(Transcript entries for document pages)
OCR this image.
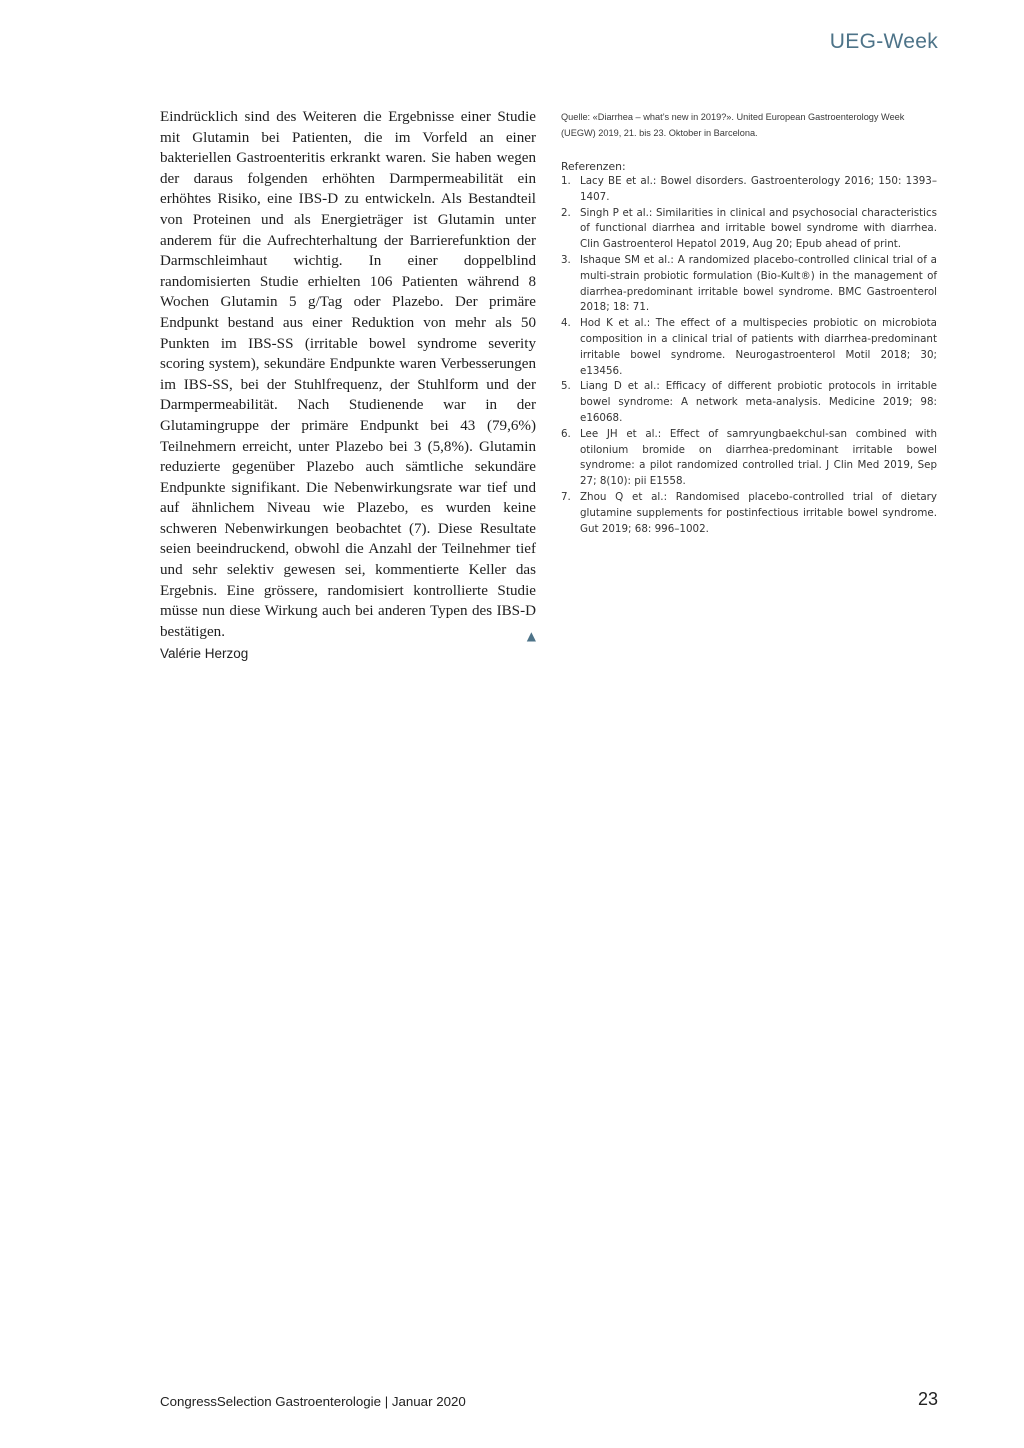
UEG-Week

Eindrücklich sind des Weiteren die Ergebnisse einer Studie mit Glutamin bei Patienten, die im Vorfeld an einer bakteriellen Gastroenteritis erkrankt waren. Sie haben wegen der daraus folgenden erhöhten Darmpermeabilität ein erhöhtes Risiko, eine IBS-D zu entwickeln. Als Bestandteil von Proteinen und als Energieträger ist Glutamin unter anderem für die Aufrechterhaltung der Barrierefunktion der Darmschleimhaut wichtig. In einer doppelblind randomisierten Studie erhielten 106 Patienten während 8 Wochen Glutamin 5 g/Tag oder Plazebo. Der primäre Endpunkt bestand aus einer Reduktion von mehr als 50 Punkten im IBS-SS (irritable bowel syndrome severity scoring system), sekundäre Endpunkte waren Verbesserungen im IBS-SS, bei der Stuhlfrequenz, der Stuhlform und der Darmpermeabilität. Nach Studienende war in der Glutamingruppe der primäre Endpunkt bei 43 (79,6%) Teilnehmern erreicht, unter Plazebo bei 3 (5,8%). Glutamin reduzierte gegenüber Plazebo auch sämtliche sekundäre Endpunkte signifikant. Die Nebenwirkungsrate war tief und auf ähnlichem Niveau wie Plazebo, es wurden keine schweren Nebenwirkungen beobachtet (7). Diese Resultate seien beeindruckend, obwohl die Anzahl der Teilnehmer tief und sehr selektiv gewesen sei, kommentierte Keller das Ergebnis. Eine grössere, randomisiert kontrollierte Studie müsse nun diese Wirkung auch bei anderen Typen des IBS-D bestätigen.	▲

Valérie Herzog

Quelle: «Diarrhea – what’s new in 2019?». United European Gastroenterology Week (UEGW) 2019, 21. bis 23. Oktober in Barcelona.

Referenzen:

1. Lacy BE et al.: Bowel disorders. Gastroenterology 2016; 150: 1393–1407.
2. Singh P et al.: Similarities in clinical and psychosocial characteristics of functional diarrhea and irritable bowel syndrome with diarrhea. Clin Gastroenterol Hepatol 2019, Aug 20; Epub ahead of print.
3. Ishaque SM et al.: A randomized placebo-controlled clinical trial of a multi-strain probiotic formulation (Bio-Kult®) in the management of diarrhea-predominant irritable bowel syndrome. BMC Gastroenterol 2018; 18: 71.
4. Hod K et al.: The effect of a multispecies probiotic on microbiota composition in a clinical trial of patients with diarrhea-predominant irritable bowel syndrome. Neurogastroenterol Motil 2018; 30; e13456.
5. Liang D et al.: Efficacy of different probiotic protocols in irritable bowel syndrome: A network meta-analysis. Medicine 2019; 98: e16068.
6. Lee JH et al.: Effect of samryungbaekchul-san combined with otilonium bromide on diarrhea-predominant irritable bowel syndrome: a pilot randomized controlled trial. J Clin Med 2019, Sep 27; 8(10): pii E1558.
7. Zhou Q et al.: Randomised placebo-controlled trial of dietary glutamine supplements for postinfectious irritable bowel syndrome. Gut 2019; 68: 996–1002.
CongressSelection Gastroenterologie | Januar 2020	23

• [Action item]
The lines to return are those with the string "Gastroenterology" in them; copy each from the entries above.

• [Your response]
Quelle: «Diarrhea – what’s new in 2019?». United European Gastroenterology Week (UEGW) 2019, 21. bis 23. Oktober in Barcelona.
1. Lacy BE et al.: Bowel disorders. Gastroenterology 2016; 150: 1393–1407.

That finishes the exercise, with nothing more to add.